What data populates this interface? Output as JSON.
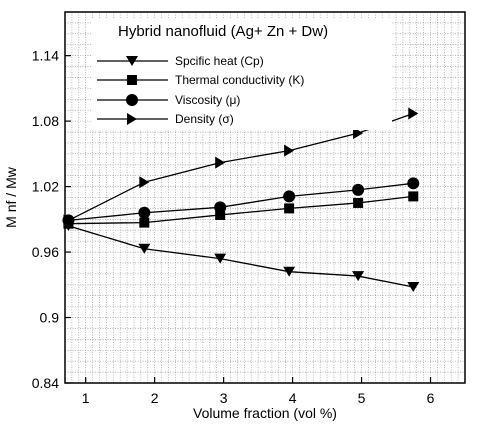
{
  "chart_data": {
    "type": "line",
    "title": "",
    "xlabel": "Volume fraction  (vol %)",
    "ylabel": "M nf / Mw",
    "xlim": [
      0.7,
      6.5
    ],
    "ylim": [
      0.84,
      1.18
    ],
    "x_ticks": [
      1,
      2,
      3,
      4,
      5,
      6
    ],
    "y_ticks": [
      0.84,
      0.9,
      0.96,
      1.02,
      1.08,
      1.14
    ],
    "y_tick_labels": [
      "0.84",
      "0.9",
      "0.96",
      "1.02",
      "1.08",
      "1.14"
    ],
    "grid": true,
    "legend": {
      "title": "Hybrid nanofluid (Ag+ Zn + Dw)",
      "placement": "top-left"
    },
    "series": [
      {
        "name": "Spcific heat (Cp)",
        "marker": "triangle-down",
        "x": [
          0.75,
          1.85,
          2.95,
          3.95,
          4.95,
          5.75
        ],
        "values": [
          0.984,
          0.963,
          0.954,
          0.942,
          0.938,
          0.928
        ]
      },
      {
        "name": "Thermal conductivity (K)",
        "marker": "square",
        "x": [
          0.75,
          1.85,
          2.95,
          3.95,
          4.95,
          5.75
        ],
        "values": [
          0.986,
          0.987,
          0.994,
          1.0,
          1.005,
          1.011
        ]
      },
      {
        "name": "Viscosity (μ)",
        "marker": "circle",
        "x": [
          0.75,
          1.85,
          2.95,
          3.95,
          4.95,
          5.75
        ],
        "values": [
          0.989,
          0.996,
          1.001,
          1.011,
          1.017,
          1.023
        ]
      },
      {
        "name": "Density (σ)",
        "marker": "triangle-right",
        "x": [
          0.75,
          1.85,
          2.95,
          3.95,
          4.95,
          5.75
        ],
        "values": [
          0.989,
          1.024,
          1.042,
          1.053,
          1.069,
          1.087
        ]
      }
    ]
  }
}
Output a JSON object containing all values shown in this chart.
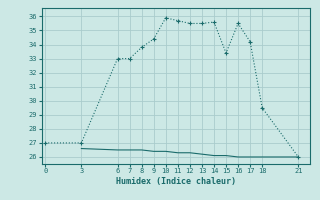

◇ ◇ ◇ ◇

◆ **SHORT PROBLEM**: Reproduce the entries above word for word. Pictures stay out.

◆ **FINISHED ANSWER**:
What data populates this interface? Output as JSON.
{
  "chart_data": {
    "type": "line",
    "title": "",
    "xlabel": "Volume fraction  (vol %)",
    "ylabel": "M nf / Mw",
    "xlim": [
      0.7,
      6.5
    ],
    "ylim": [
      0.84,
      1.18
    ],
    "x_ticks": [
      1,
      2,
      3,
      4,
      5,
      6
    ],
    "y_ticks": [
      0.84,
      0.9,
      0.96,
      1.02,
      1.08,
      1.14
    ],
    "y_tick_labels": [
      "0.84",
      "0.9",
      "0.96",
      "1.02",
      "1.08",
      "1.14"
    ],
    "grid": true,
    "legend": {
      "title": "Hybrid nanofluid (Ag+ Zn + Dw)",
      "placement": "top-left"
    },
    "series": [
      {
        "name": "Spcific heat (Cp)",
        "marker": "triangle-down",
        "x": [
          0.75,
          1.85,
          2.95,
          3.95,
          4.95,
          5.75
        ],
        "values": [
          0.984,
          0.963,
          0.954,
          0.942,
          0.938,
          0.928
        ]
      },
      {
        "name": "Thermal conductivity (K)",
        "marker": "square",
        "x": [
          0.75,
          1.85,
          2.95,
          3.95,
          4.95,
          5.75
        ],
        "values": [
          0.986,
          0.987,
          0.994,
          1.0,
          1.005,
          1.011
        ]
      },
      {
        "name": "Viscosity (μ)",
        "marker": "circle",
        "x": [
          0.75,
          1.85,
          2.95,
          3.95,
          4.95,
          5.75
        ],
        "values": [
          0.989,
          0.996,
          1.001,
          1.011,
          1.017,
          1.023
        ]
      },
      {
        "name": "Density (σ)",
        "marker": "triangle-right",
        "x": [
          0.75,
          1.85,
          2.95,
          3.95,
          4.95,
          5.75
        ],
        "values": [
          0.989,
          1.024,
          1.042,
          1.053,
          1.069,
          1.087
        ]
      }
    ]
  }
}
Output a JSON object containing all values shown in this chart.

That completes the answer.